** START Source document **
It sounds like the type of record where you may have started out with one destination in mind but found yourself going somewhere else the further you travelled.
When I was first invited to record an album for [US label] Kendra Steiner Editions (KSE) the idea was for it to be a drone album, incorporating some homemade instruments and very much influenced by the atonal and microtonal works of György Ligeti and Anton Webern. But, as I was already familiar with a couple of amazing albums that had already been released by KSE, doubt and second-guessing began to take hold and I began to feel that maybe a simple drone album wasn't the best thing I could submit.

So what happened?
Around that time I had released a number of improvised guitar recordings, so I decided that perhaps I'd record an album of guitar improvisations. There are some major differences between recording something you're going to self-release and something that you'll be submitting to a label, so it wasn't long before that artistic self-doubt began to creep in again. I now had two semi-recorded albums and wasn't sure about which one I should concentrate on! Until I had the eureka moment that I should combine the two into one album.  

Up to that point I had always treated the drone stuff and the guitar improvisations as two very distinct and separate entities and would never have dared thought that they belonged together on one album. Perhaps they still don't, but it was quite a leap for me to even consider placing them together as one album. This was where the idea for the title Instrumental Conditioning came from: wondering how years of social, cultural and religious conditioning can lead to us place limitations and boundaries on our thought patterns, where even the simple idea of placing two seemingly disparate forms of music together can seem like a cardinal sin. It can take some concerted thought and effort to counteract that conditioning.

What did you learn about yourself with Instrumental Conditioning that you didn't know at the start?
I am certainly a big believer in the premise that music and art can teach us things about ourselves, be that as a creator, or simply as a listener/observer. But much of the time these lessons do not come to us as epiphanies. Instead, they come as a cumulative, subconscious process, where one day we might have a thought which seemingly comes 'out of the blue', but if we were to meditate on it for long enough it should be possible to trace the branches back to the roots. I do spend quite an inordinate amount of time following and tracing such lines of thought. It is quite fertile ground in the search for inspiration and creative energy. Having said all that, I guess the only way I can answer your question is by quoting George Bernard Shaw: "Life isn't about finding yourself. Life is about creating yourself!"
** END Source document **
** START Stored data **
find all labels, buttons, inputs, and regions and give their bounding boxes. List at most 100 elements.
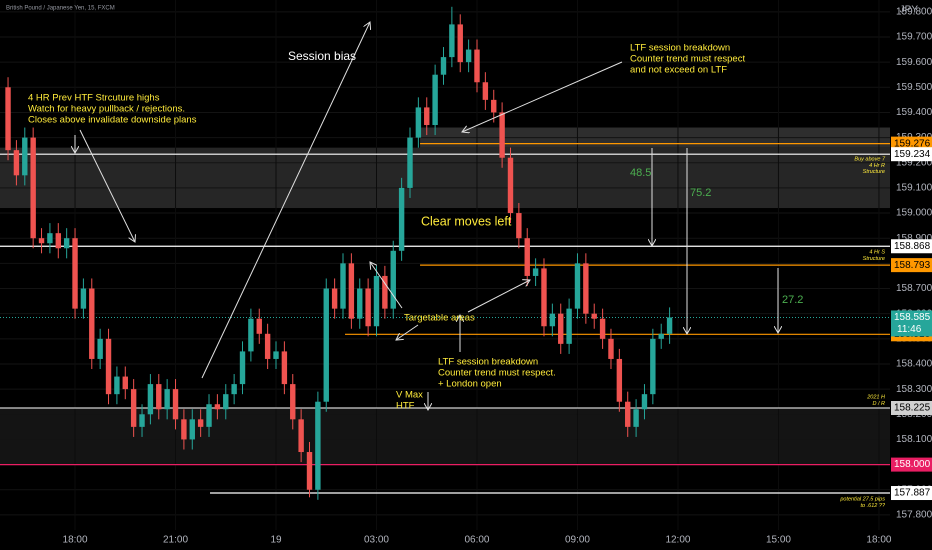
** END Stored data **
→ Set of tasks:
1 - In the interview about Instrumental Conditioning, which label first invited the musician to record an album?
2 - List every person named in the interview about Instrumental Conditioning.
3 - Carry on the interview about Instrumental Conditioning, starting right after its last line.

→ Expected outputs:
1 - Kendra Steiner Editions (KSE), a US label.

2 - György Ligeti, Anton Webern, George Bernard Shaw

3 -
You cut your teeth on and in metal bands. Can you remember key moments or records where you felt yourself being called in a different direction that led you to this record?
Metal has always been and will always be my first love. At the time I was a quite typical close-minded metaller. My move outside of that approach didn't really come from any exterior influence; it started as an attempt to recreate sounds that I was hearing in my head. So there were many nights over many years locked away in the bedroom with guitar pedals and a four-track recorder making them do things that perhaps they were not designed to do. But, having spoken to many musicians over the years, it would seem that a good many of them shared that very same experience, some inexplicable desire to recreate some almost innate sounds, and that sense that you were the first ever person to attempt these things. 

And so another journey began...
I was very well aware of the metal underground at this point, but it wasn't until I had released a couple of my more 'experimental' CDs, and reviews started to mention other names, that I discovered there was a whole other underground out there, populated with just the very music I had been trying to capture all those years.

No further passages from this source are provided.